* Directions
Skip the pictures. Repeat everything else in the records word for word.

[Data excerpts]
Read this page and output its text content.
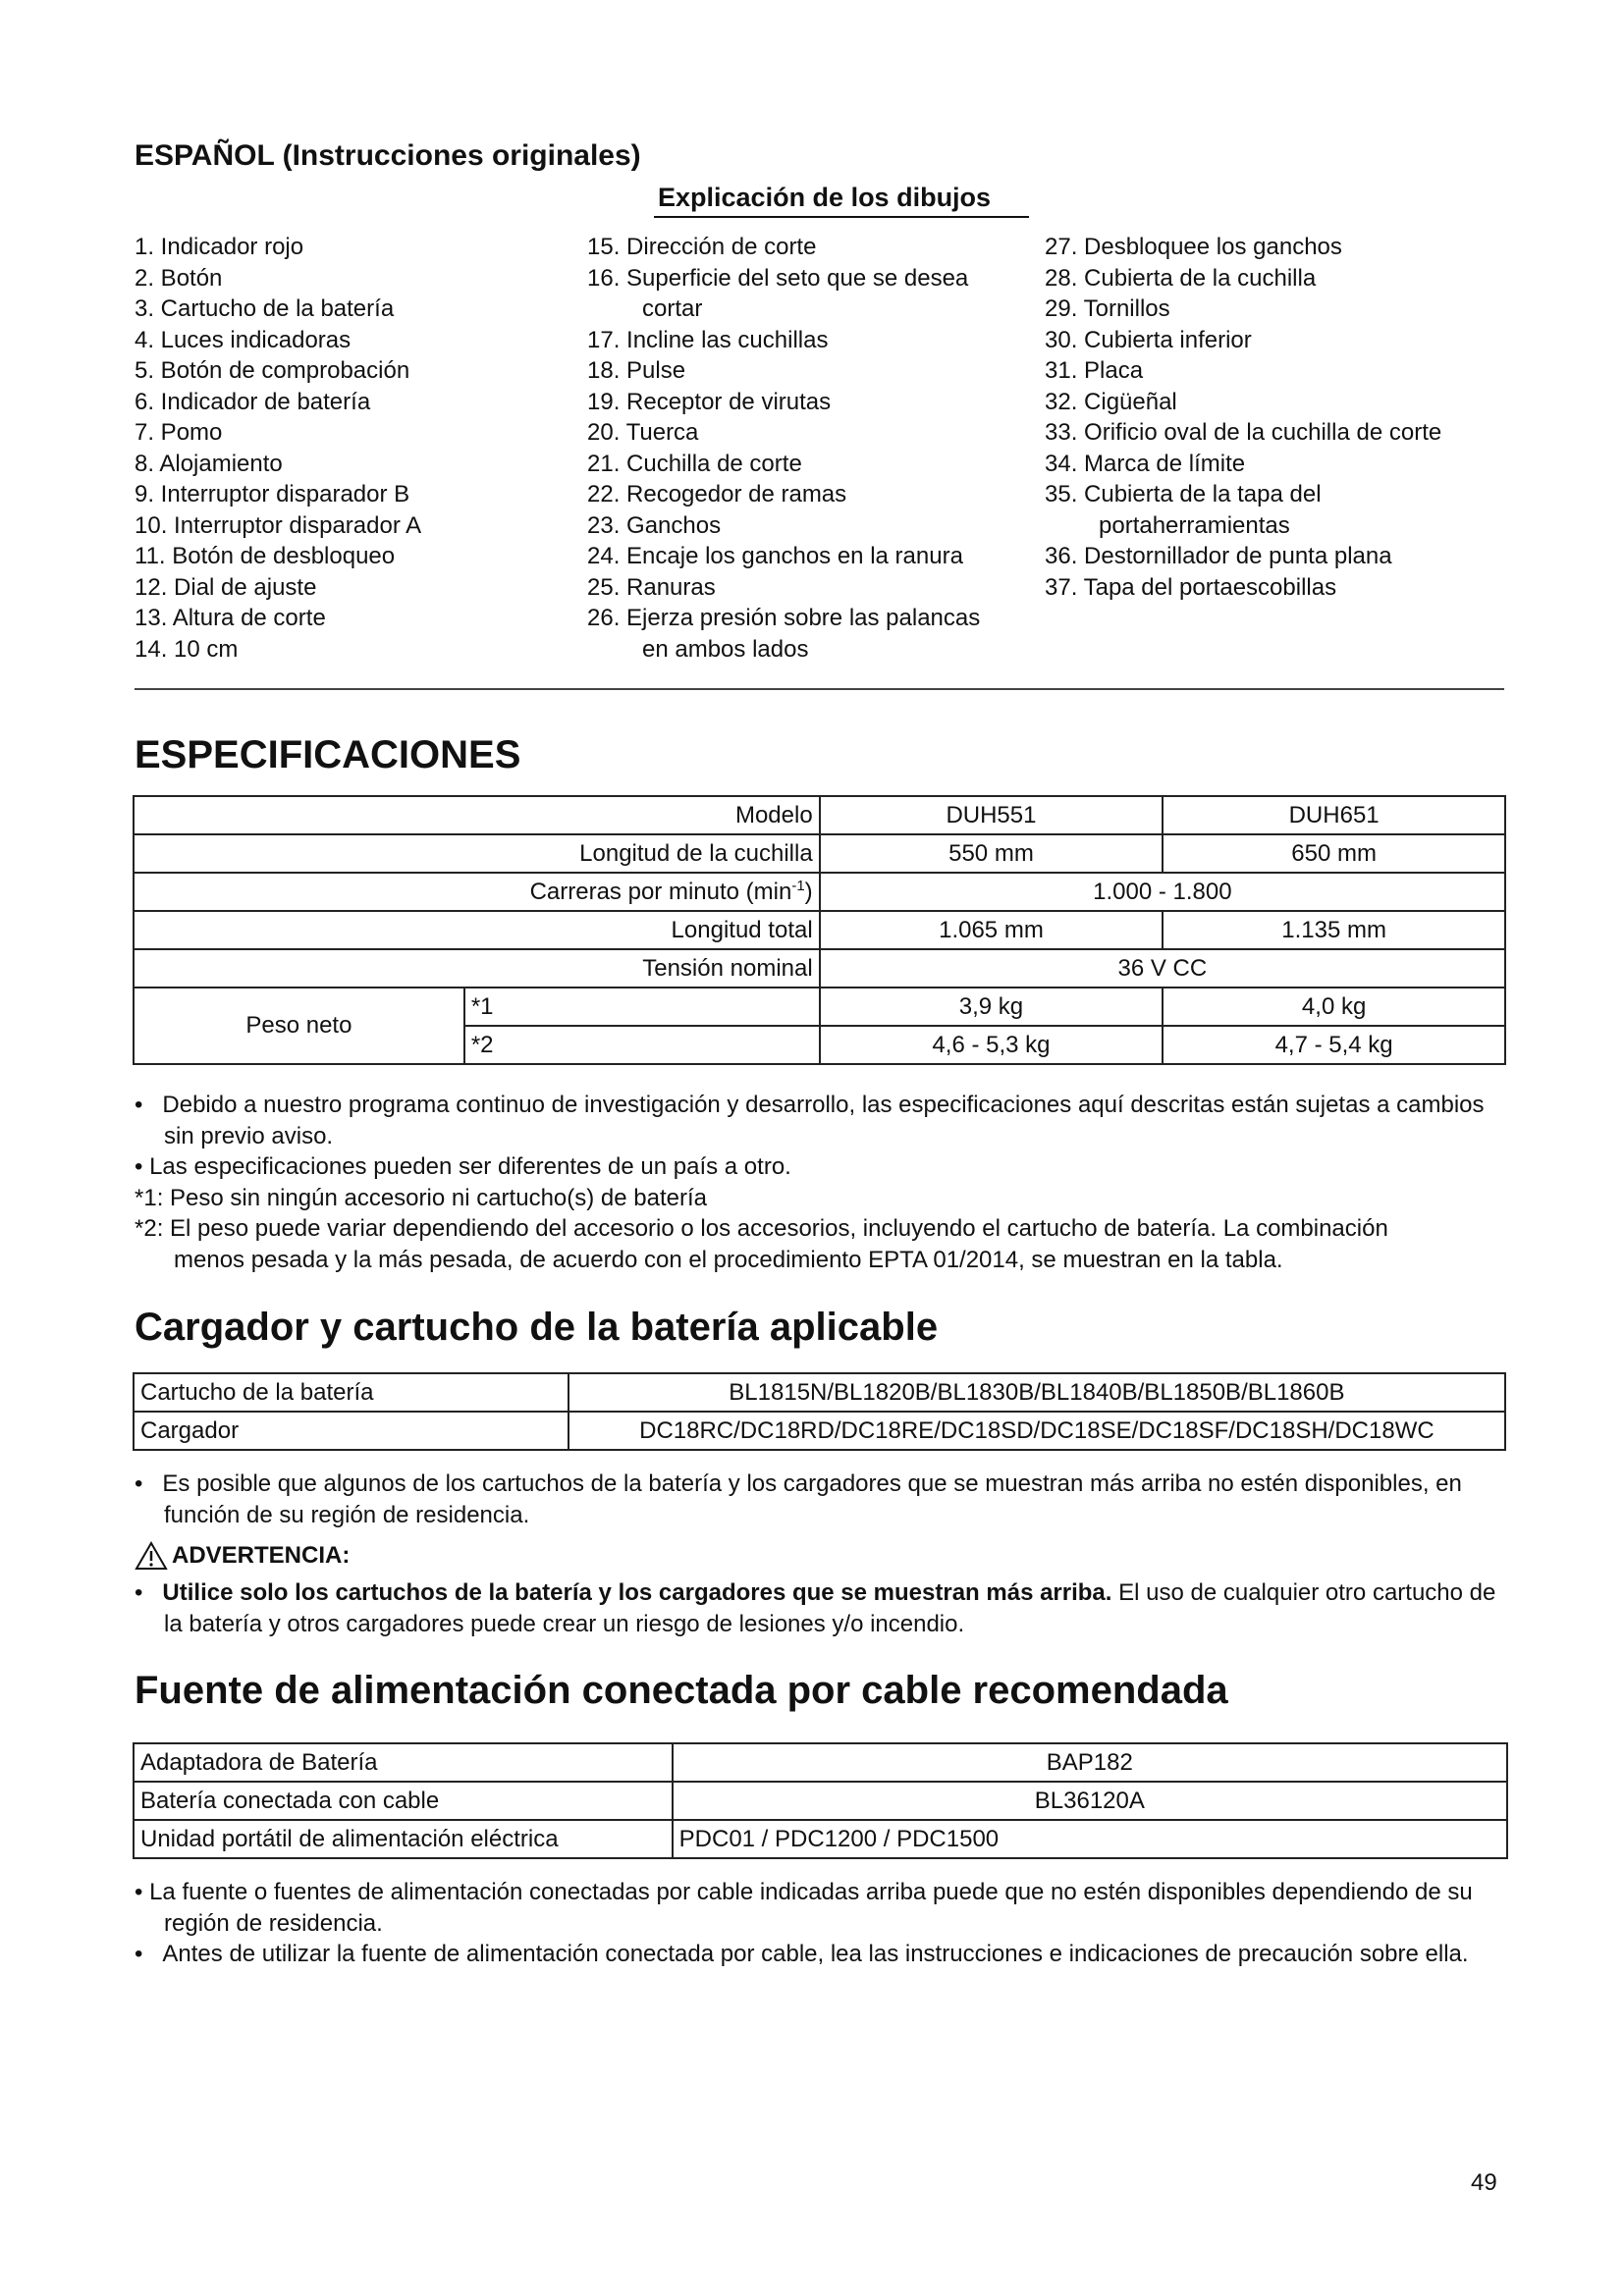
ESPAÑOL (Instrucciones originales)
Explicación de los dibujos
1. Indicador rojo
2. Botón
3. Cartucho de la batería
4. Luces indicadoras
5. Botón de comprobación
6. Indicador de batería
7. Pomo
8. Alojamiento
9. Interruptor disparador B
10. Interruptor disparador A
11. Botón de desbloqueo
12. Dial de ajuste
13. Altura de corte
14. 10 cm
15. Dirección de corte
16. Superficie del seto que se desea
cortar
17. Incline las cuchillas
18. Pulse
19. Receptor de virutas
20. Tuerca
21. Cuchilla de corte
22. Recogedor de ramas
23. Ganchos
24. Encaje los ganchos en la ranura
25. Ranuras
26. Ejerza presión sobre las palancas
en ambos lados
27. Desbloquee los ganchos
28. Cubierta de la cuchilla
29. Tornillos
30. Cubierta inferior
31. Placa
32. Cigüeñal
33. Orificio oval de la cuchilla de corte
34. Marca de límite
35. Cubierta de la tapa del
portaherramientas
36. Destornillador de punta plana
37. Tapa del portaescobillas
ESPECIFICACIONES
Modelo		DUH551	DUH651
Longitud de la cuchilla		550 mm	650 mm
Carreras por minuto $(\min^{-1})$		1.000 - 1.800	
Longitud total		1.065 mm	1.135 mm
Tensión nominal		36 V CC	
Peso neto	*1	3,9 kg	4,0 kg
	*2	4,6 - 5,3 kg	4,7 - 5,4 kg

•   Debido a nuestro programa continuo de investigación y desarrollo, las especificaciones aquí descritas están sujetas a cambios sin previo aviso.

• Las especificaciones pueden ser diferentes de un país a otro.

*1: Peso sin ningún accesorio ni cartucho(s) de batería

*2: El peso puede variar dependiendo del accesorio o los accesorios, incluyendo el cartucho de batería. La combinación

menos pesada y la más pesada, de acuerdo con el procedimiento EPTA 01/2014, se muestran en la tabla.

Cargador y cartucho de la batería aplicable
Cartucho de la batería	BL1815N/BL1820B/BL1830B/BL1840B/BL1850B/BL1860B
Cargador	DC18RC/DC18RD/DC18RE/DC18SD/DC18SE/DC18SF/DC18SH/DC18WC

•   Es posible que algunos de los cartuchos de la batería y los cargadores que se muestran más arriba no estén disponibles, en función de su región de residencia.

ADVERTENCIA:

•   Utilice solo los cartuchos de la batería y los cargadores que se muestran más arriba. El uso de cualquier otro cartucho de la batería y otros cargadores puede crear un riesgo de lesiones y/o incendio.

Fuente de alimentación conectada por cable recomendada
Adaptadora de Batería	BAP182
Batería conectada con cable	BL36120A
Unidad portátil de alimentación eléctrica	PDC01 / PDC1200 / PDC1500

• La fuente o fuentes de alimentación conectadas por cable indicadas arriba puede que no estén disponibles dependiendo de su región de residencia.

•   Antes de utilizar la fuente de alimentación conectada por cable, lea las instrucciones e indicaciones de precaución sobre ella.

49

* Written response
Read this page and output its text content.
ESPAÑOL (Instrucciones originales)
Explicación de los dibujos
1. Indicador rojo
2. Botón
3. Cartucho de la batería
4. Luces indicadoras
5. Botón de comprobación
6. Indicador de batería
7. Pomo
8. Alojamiento
9. Interruptor disparador B
10. Interruptor disparador A
11. Botón de desbloqueo
12. Dial de ajuste
13. Altura de corte
14. 10 cm
15. Dirección de corte
16. Superficie del seto que se desea
cortar
17. Incline las cuchillas
18. Pulse
19. Receptor de virutas
20. Tuerca
21. Cuchilla de corte
22. Recogedor de ramas
23. Ganchos
24. Encaje los ganchos en la ranura
25. Ranuras
26. Ejerza presión sobre las palancas
en ambos lados
27. Desbloquee los ganchos
28. Cubierta de la cuchilla
29. Tornillos
30. Cubierta inferior
31. Placa
32. Cigüeñal
33. Orificio oval de la cuchilla de corte
34. Marca de límite
35. Cubierta de la tapa del
portaherramientas
36. Destornillador de punta plana
37. Tapa del portaescobillas
ESPECIFICACIONES
Modelo		DUH551	DUH651
Longitud de la cuchilla		550 mm	650 mm
Carreras por minuto $(\min^{-1})$		1.000 - 1.800	
Longitud total		1.065 mm	1.135 mm
Tensión nominal		36 V CC	
Peso neto	*1	3,9 kg	4,0 kg
	*2	4,6 - 5,3 kg	4,7 - 5,4 kg

•   Debido a nuestro programa continuo de investigación y desarrollo, las especificaciones aquí descritas están sujetas a cambios sin previo aviso.

• Las especificaciones pueden ser diferentes de un país a otro.

*1: Peso sin ningún accesorio ni cartucho(s) de batería

*2: El peso puede variar dependiendo del accesorio o los accesorios, incluyendo el cartucho de batería. La combinación

menos pesada y la más pesada, de acuerdo con el procedimiento EPTA 01/2014, se muestran en la tabla.

Cargador y cartucho de la batería aplicable
Cartucho de la batería	BL1815N/BL1820B/BL1830B/BL1840B/BL1850B/BL1860B
Cargador	DC18RC/DC18RD/DC18RE/DC18SD/DC18SE/DC18SF/DC18SH/DC18WC

•   Es posible que algunos de los cartuchos de la batería y los cargadores que se muestran más arriba no estén disponibles, en función de su región de residencia.

ADVERTENCIA:

•   Utilice solo los cartuchos de la batería y los cargadores que se muestran más arriba. El uso de cualquier otro cartucho de la batería y otros cargadores puede crear un riesgo de lesiones y/o incendio.

Fuente de alimentación conectada por cable recomendada
Adaptadora de Batería	BAP182
Batería conectada con cable	BL36120A
Unidad portátil de alimentación eléctrica	PDC01 / PDC1200 / PDC1500

• La fuente o fuentes de alimentación conectadas por cable indicadas arriba puede que no estén disponibles dependiendo de su región de residencia.

•   Antes de utilizar la fuente de alimentación conectada por cable, lea las instrucciones e indicaciones de precaución sobre ella.

49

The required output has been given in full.